- EXTRAIT DU DOCUMENT:
Le messager

Un grand merci à ESC Editions pour m’avoir permis de découvrir et de chroniquer le DVD du film « Le messager » de Joseph Losey.

Le_messager

« Le passé est un pays étrange. Les choses s’y font autrement. »

Un jeune garçon de milieu modeste est invité pour l'été par son camarade de classe issue d'une famille de l’aristocratie britannique dans le château provincial de sa famille . Il va servir de messager a la jeune fille de la maison qui vit des amours impossibles avec un fermier de la région.

« Rien n’est jamais la faute d’une femme »

Le_messager_Julie_Christie

Né au sein d'une riche famille bourgeoise du middle-west, Joseph Losey reçoit une éducation conservatrice et puritaine, dépourvue de toute culture politique. Le choc n'en sera que plus grand lorsqu'il découvrira par lui-même le monde durant ses années universitaires. Frappé par les inégalités sociales, les injustices et la misère qui gagnent le pays suite au krach boursier de 1929, il abandonne ses études de médecine pour se consacrer au théâtre. Surtout, séduit par les théories socialistes venues d'Europe, il part étudier un temps à Moscou puis à Berlin où il rencontre Bertolt Brecht. Avant de revenir en Amérique où il se forme à Broadway comme décorateur puis comme metteur en scène, tout en fréquentant les milieux des intellectuels et des artistes engagés. S'il débute à Hollywood au lendemain de la Seconde Guerre Mondiale (« Le garçon aux cheveux verts », 1948), il n'y tourne que cinq films avant d'être inquiété par la Commission des activités anti-américaines qui lui reproche ses accointances avec le Parti communiste américain. Blacklisté, il choisit donc le chemin de l'exil et s'installe définitivement en Europe où il tournera aussi bien pour des productions britanniques que françaises ou même italiennes. Si les années 60 semblent être sa période la plus faste (« The servant », « Accident », « Boom », « Cérémonie secrète »), il accède à la consécration internationale avec son film « Le messager » (1971) qui décroche la Palme d’or à Cannes (devant « Mort à Venise » de Visconti qui partait pourtant ultra favori).

« Il n’y a pas de malédiction sauf celle d’un cœur qui n’aime pas »

- DONNÉES FOURNIES:
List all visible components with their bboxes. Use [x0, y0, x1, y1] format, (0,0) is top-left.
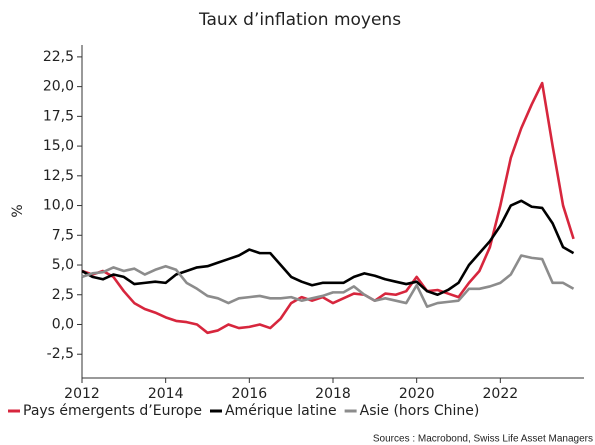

- EXERCICES:
1. Répondez à ces questions sur l'extrait :
(a) Quelle maison d'édition a permis de découvrir le DVD du film ?
(b) Quelles études Joseph Losey abandonne-t-il pour le théâtre ?
(c) Quelle récompense « Le messager » obtient-il à Cannes ?
2. Relevez dans l'extrait tous les films cités pour les années 60, sa période la plus faste.
3. Dans l'extrait, recopiez le passage qui commence par « Un grand merci » et s'arrête à « de la région. », en changeant « jeune garçon » en « petit garçon ».

- RÉPONSES:
1.
(a) ESC Editions
(b) Ses études de médecine
(c) La Palme d'or

2. « The servant », « Accident », « Boom », « Cérémonie secrète »

3.
Un grand merci à ESC Editions pour m’avoir permis de découvrir et de chroniquer le DVD du film « Le messager » de Joseph Losey.

Le_messager

« Le passé est un pays étrange. Les choses s’y font autrement. »

Un petit garçon de milieu modeste est invité pour l'été par son camarade de classe issue d'une famille de l’aristocratie britannique dans le château provincial de sa famille . Il va servir de messager a la jeune fille de la maison qui vit des amours impossibles avec un fermier de la région.